** start **

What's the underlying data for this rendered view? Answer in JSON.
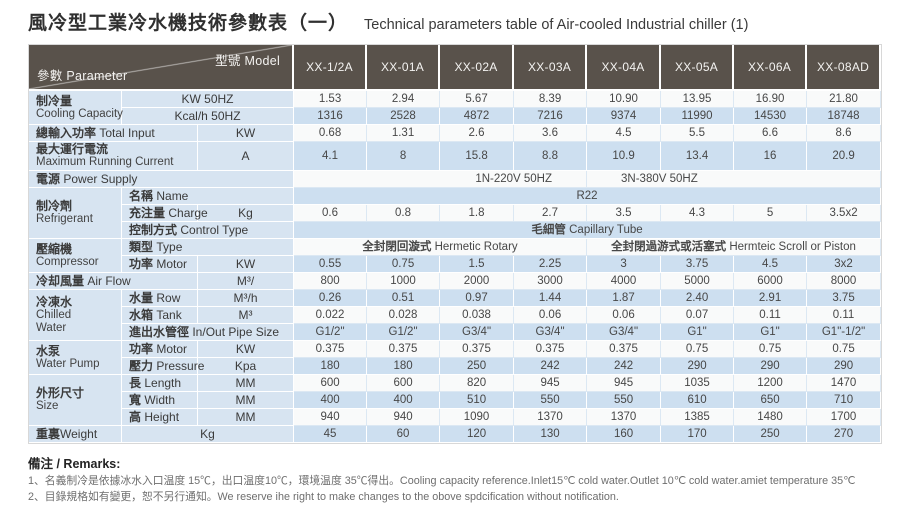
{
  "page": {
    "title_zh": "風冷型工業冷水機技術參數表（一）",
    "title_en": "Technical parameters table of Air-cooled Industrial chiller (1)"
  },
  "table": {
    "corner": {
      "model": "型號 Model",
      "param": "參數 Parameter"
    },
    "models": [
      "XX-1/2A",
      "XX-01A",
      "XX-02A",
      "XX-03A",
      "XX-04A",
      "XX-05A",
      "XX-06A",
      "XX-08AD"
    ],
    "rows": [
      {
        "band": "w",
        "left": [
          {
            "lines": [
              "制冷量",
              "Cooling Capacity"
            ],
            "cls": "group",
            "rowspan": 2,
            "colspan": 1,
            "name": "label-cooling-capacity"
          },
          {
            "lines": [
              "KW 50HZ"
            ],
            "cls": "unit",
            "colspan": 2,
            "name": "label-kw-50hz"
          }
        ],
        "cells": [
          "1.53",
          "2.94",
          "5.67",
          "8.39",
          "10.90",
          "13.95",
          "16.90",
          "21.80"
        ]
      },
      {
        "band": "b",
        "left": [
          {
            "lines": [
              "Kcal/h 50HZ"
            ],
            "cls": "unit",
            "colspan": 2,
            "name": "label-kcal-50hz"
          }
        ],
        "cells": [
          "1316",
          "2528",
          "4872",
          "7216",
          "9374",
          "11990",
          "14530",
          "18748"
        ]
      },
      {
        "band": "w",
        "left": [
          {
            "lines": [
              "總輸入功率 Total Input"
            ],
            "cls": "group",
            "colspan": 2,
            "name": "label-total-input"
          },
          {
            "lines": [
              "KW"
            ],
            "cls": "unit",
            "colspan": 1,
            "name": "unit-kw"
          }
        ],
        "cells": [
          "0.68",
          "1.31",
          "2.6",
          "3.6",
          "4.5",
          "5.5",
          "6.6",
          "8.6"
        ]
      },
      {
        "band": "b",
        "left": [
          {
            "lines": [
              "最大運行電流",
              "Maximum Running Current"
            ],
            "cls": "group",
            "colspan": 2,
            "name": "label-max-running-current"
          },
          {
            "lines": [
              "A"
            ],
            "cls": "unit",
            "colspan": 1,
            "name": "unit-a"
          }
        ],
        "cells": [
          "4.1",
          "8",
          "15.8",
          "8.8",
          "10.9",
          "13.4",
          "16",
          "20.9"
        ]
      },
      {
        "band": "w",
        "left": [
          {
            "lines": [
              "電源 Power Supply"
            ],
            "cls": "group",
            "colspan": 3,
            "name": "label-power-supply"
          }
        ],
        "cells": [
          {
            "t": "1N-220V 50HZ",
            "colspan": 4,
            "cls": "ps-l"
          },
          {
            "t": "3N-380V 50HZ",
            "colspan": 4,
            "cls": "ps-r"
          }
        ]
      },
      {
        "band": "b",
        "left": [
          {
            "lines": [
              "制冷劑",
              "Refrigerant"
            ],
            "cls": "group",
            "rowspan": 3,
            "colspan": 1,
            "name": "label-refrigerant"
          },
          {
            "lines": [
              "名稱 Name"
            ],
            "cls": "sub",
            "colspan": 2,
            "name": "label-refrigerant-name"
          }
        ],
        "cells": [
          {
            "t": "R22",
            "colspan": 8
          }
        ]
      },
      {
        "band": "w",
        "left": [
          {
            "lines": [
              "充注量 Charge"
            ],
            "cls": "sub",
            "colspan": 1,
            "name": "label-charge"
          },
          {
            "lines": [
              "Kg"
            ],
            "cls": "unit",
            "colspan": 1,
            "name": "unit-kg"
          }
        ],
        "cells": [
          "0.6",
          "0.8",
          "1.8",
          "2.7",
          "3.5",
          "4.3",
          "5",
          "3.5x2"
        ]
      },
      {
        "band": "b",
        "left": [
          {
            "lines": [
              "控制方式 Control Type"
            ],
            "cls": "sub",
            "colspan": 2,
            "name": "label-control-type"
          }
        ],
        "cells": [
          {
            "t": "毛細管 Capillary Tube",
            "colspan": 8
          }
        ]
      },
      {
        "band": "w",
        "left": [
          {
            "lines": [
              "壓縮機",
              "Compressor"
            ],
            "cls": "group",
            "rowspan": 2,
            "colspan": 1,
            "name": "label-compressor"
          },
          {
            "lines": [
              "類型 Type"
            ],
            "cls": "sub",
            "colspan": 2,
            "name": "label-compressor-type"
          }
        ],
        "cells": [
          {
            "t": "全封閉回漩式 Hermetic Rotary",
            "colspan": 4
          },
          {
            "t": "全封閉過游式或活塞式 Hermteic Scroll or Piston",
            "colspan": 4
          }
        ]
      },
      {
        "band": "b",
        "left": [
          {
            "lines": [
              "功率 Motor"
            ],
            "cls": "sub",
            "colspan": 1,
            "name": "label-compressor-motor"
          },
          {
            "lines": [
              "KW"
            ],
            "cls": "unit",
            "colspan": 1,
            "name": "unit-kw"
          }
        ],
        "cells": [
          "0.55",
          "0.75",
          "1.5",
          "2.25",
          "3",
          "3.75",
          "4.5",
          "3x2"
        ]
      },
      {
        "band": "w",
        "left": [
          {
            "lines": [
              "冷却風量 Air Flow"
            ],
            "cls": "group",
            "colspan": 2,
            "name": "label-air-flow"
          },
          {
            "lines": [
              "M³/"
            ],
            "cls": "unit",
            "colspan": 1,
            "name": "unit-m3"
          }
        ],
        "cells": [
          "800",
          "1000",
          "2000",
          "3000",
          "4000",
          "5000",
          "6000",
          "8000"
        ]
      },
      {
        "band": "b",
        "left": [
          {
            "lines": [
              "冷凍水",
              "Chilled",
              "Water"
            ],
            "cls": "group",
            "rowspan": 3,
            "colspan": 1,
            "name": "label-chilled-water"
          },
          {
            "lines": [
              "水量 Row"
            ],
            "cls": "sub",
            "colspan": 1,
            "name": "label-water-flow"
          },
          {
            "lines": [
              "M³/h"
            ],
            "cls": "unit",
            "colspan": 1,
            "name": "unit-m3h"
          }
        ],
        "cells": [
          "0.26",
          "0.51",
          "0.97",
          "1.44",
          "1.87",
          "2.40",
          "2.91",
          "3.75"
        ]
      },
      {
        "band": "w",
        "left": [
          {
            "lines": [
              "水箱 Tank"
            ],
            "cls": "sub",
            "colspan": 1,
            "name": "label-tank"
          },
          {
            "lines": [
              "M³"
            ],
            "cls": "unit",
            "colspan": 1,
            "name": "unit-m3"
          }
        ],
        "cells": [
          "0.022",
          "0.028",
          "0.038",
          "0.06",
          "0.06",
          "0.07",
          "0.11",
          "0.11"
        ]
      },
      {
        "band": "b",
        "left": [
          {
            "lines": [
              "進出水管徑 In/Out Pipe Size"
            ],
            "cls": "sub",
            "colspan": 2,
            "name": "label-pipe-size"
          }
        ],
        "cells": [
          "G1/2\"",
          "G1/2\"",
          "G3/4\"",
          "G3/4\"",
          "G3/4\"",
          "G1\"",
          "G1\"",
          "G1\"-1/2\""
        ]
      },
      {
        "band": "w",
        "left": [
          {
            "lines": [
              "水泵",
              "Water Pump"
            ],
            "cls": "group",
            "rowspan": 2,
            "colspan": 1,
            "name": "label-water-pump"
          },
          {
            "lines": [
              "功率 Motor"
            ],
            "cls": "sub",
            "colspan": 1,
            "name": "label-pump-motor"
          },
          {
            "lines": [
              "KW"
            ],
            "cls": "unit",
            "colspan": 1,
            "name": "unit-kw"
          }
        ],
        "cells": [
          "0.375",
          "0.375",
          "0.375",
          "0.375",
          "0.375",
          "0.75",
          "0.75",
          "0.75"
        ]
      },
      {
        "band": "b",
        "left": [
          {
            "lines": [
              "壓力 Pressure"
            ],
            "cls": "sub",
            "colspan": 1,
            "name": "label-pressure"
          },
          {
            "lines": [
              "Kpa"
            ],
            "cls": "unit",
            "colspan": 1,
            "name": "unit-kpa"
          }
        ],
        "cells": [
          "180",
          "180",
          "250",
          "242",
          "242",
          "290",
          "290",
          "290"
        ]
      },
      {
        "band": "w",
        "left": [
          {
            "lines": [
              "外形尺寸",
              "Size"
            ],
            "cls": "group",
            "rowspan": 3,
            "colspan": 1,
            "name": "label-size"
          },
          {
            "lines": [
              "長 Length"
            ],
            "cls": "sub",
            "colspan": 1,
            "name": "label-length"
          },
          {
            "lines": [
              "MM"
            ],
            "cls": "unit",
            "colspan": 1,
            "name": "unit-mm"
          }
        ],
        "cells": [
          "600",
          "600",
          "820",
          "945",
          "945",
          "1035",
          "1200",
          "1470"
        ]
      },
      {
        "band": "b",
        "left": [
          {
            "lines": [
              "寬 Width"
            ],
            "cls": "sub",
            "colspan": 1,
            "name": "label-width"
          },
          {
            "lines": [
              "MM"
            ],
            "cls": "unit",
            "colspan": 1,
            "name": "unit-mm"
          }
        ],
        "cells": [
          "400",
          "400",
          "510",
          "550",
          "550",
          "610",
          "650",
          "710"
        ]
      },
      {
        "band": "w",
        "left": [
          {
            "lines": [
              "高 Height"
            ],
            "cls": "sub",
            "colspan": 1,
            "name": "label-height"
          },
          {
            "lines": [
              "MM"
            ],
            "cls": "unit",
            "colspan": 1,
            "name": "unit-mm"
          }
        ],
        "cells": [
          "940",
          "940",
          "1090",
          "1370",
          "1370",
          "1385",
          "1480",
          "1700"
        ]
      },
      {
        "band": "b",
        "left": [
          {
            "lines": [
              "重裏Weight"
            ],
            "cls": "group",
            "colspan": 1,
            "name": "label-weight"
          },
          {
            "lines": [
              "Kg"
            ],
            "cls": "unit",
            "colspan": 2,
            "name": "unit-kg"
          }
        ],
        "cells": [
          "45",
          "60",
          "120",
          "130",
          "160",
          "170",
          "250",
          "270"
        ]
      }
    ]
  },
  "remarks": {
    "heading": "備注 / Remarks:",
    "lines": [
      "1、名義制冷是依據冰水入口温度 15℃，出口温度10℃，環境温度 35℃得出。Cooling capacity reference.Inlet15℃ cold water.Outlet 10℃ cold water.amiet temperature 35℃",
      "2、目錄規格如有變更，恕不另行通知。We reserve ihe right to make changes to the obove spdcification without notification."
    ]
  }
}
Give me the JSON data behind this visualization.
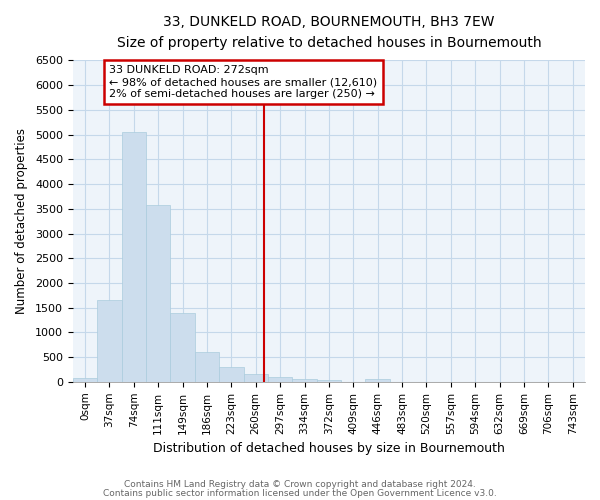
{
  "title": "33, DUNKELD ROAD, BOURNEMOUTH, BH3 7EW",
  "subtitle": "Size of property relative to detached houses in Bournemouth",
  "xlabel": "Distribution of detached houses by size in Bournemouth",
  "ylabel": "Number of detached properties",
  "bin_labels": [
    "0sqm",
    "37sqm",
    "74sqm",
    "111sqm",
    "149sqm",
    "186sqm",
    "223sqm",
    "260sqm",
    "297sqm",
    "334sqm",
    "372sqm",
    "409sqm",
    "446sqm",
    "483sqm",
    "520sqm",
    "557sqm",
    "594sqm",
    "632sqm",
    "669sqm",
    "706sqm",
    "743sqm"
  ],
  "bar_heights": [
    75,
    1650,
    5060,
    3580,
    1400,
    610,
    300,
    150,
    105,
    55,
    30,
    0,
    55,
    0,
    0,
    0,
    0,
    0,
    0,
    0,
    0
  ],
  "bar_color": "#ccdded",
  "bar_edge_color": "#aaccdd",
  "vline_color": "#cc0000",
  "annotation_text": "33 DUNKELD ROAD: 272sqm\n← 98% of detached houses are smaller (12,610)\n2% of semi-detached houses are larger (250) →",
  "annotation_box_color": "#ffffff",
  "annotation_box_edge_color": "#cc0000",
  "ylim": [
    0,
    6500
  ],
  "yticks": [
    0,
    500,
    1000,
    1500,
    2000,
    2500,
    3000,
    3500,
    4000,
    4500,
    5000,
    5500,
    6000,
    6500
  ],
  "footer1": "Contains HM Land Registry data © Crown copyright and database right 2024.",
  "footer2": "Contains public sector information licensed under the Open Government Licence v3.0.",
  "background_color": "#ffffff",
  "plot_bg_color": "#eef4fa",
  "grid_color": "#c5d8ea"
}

** end **

Objective
Lines of the material that contain the word "houses" are to be gathered.

Final answer
  "subtitle": "Size of property relative to detached houses in Bournemouth",
  "xlabel": "Distribution of detached houses by size in Bournemouth",
  "annotation_text": "33 DUNKELD ROAD: 272sqm\n← 98% of detached houses are smaller (12,610)\n2% of semi-detached houses are larger (250) →",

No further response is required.